__To be done__.
Restate each line word for word. Leave out every picture.

[Stored data entries]
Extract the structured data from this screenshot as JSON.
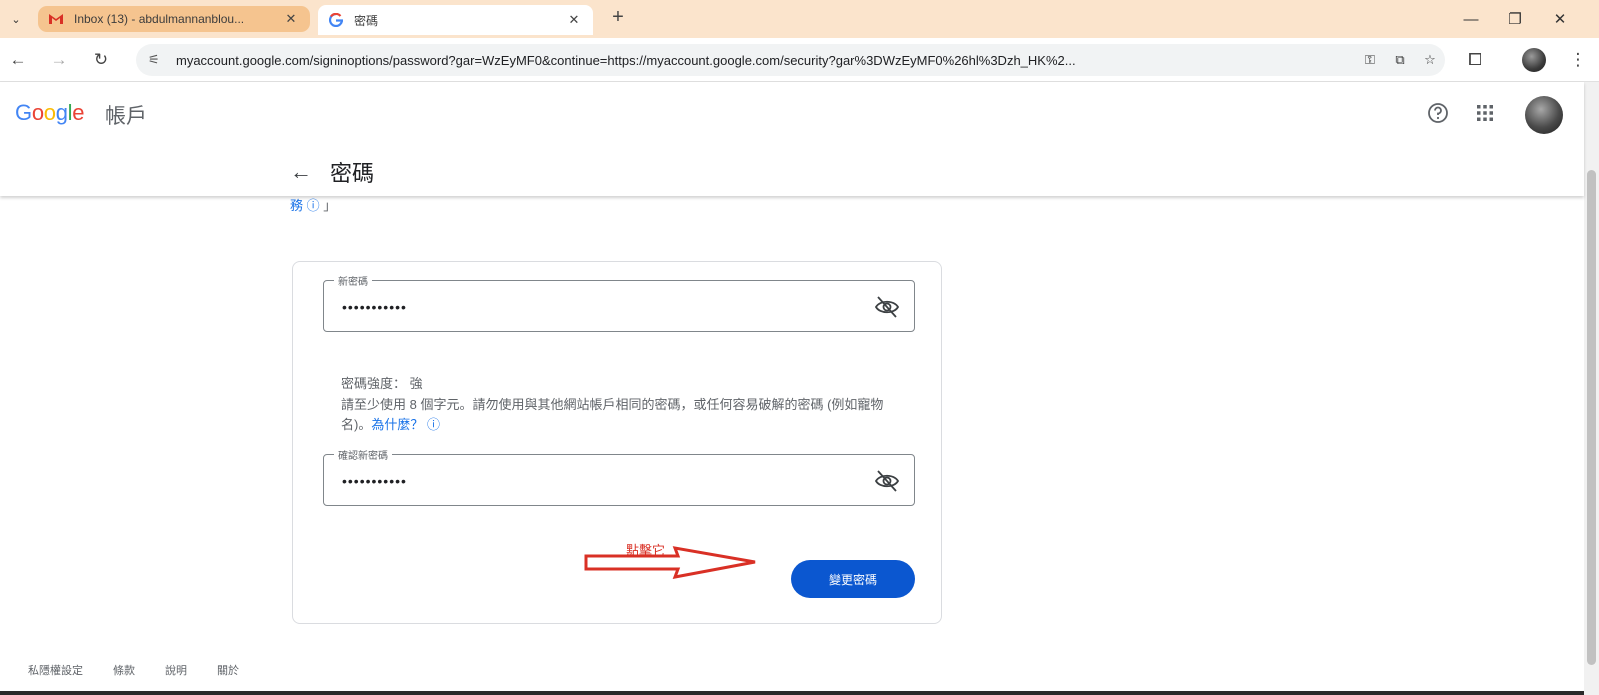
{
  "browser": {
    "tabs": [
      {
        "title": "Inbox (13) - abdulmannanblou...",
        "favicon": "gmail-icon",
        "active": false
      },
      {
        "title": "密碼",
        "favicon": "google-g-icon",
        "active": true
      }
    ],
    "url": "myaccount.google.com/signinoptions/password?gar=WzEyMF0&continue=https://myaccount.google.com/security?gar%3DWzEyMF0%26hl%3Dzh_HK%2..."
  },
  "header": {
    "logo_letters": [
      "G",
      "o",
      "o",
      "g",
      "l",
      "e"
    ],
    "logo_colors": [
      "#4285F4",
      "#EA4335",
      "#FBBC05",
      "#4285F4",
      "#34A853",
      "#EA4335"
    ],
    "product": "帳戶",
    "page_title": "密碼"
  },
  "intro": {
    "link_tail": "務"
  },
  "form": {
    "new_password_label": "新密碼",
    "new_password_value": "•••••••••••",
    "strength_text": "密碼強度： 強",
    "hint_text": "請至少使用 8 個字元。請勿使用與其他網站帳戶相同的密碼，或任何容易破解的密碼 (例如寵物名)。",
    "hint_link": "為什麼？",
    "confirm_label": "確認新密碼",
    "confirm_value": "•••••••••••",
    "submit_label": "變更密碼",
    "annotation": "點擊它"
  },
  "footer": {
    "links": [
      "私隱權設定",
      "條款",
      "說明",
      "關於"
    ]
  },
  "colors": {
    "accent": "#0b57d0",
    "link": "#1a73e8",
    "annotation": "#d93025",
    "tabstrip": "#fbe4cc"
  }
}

__Result for this exercise__.
Extract the structured data from this screenshot as JSON.
{
  "browser": {
    "tabs": [
      {
        "title": "Inbox (13) - abdulmannanblou...",
        "favicon": "gmail-icon",
        "active": false
      },
      {
        "title": "密碼",
        "favicon": "google-g-icon",
        "active": true
      }
    ],
    "url": "myaccount.google.com/signinoptions/password?gar=WzEyMF0&continue=https://myaccount.google.com/security?gar%3DWzEyMF0%26hl%3Dzh_HK%2..."
  },
  "header": {
    "logo_letters": [
      "G",
      "o",
      "o",
      "g",
      "l",
      "e"
    ],
    "logo_colors": [
      "#4285F4",
      "#EA4335",
      "#FBBC05",
      "#4285F4",
      "#34A853",
      "#EA4335"
    ],
    "product": "帳戶",
    "page_title": "密碼"
  },
  "intro": {
    "link_tail": "務"
  },
  "form": {
    "new_password_label": "新密碼",
    "new_password_value": "•••••••••••",
    "strength_text": "密碼強度： 強",
    "hint_text": "請至少使用 8 個字元。請勿使用與其他網站帳戶相同的密碼，或任何容易破解的密碼 (例如寵物名)。",
    "hint_link": "為什麼？",
    "confirm_label": "確認新密碼",
    "confirm_value": "•••••••••••",
    "submit_label": "變更密碼",
    "annotation": "點擊它"
  },
  "footer": {
    "links": [
      "私隱權設定",
      "條款",
      "說明",
      "關於"
    ]
  },
  "colors": {
    "accent": "#0b57d0",
    "link": "#1a73e8",
    "annotation": "#d93025",
    "tabstrip": "#fbe4cc"
  }
}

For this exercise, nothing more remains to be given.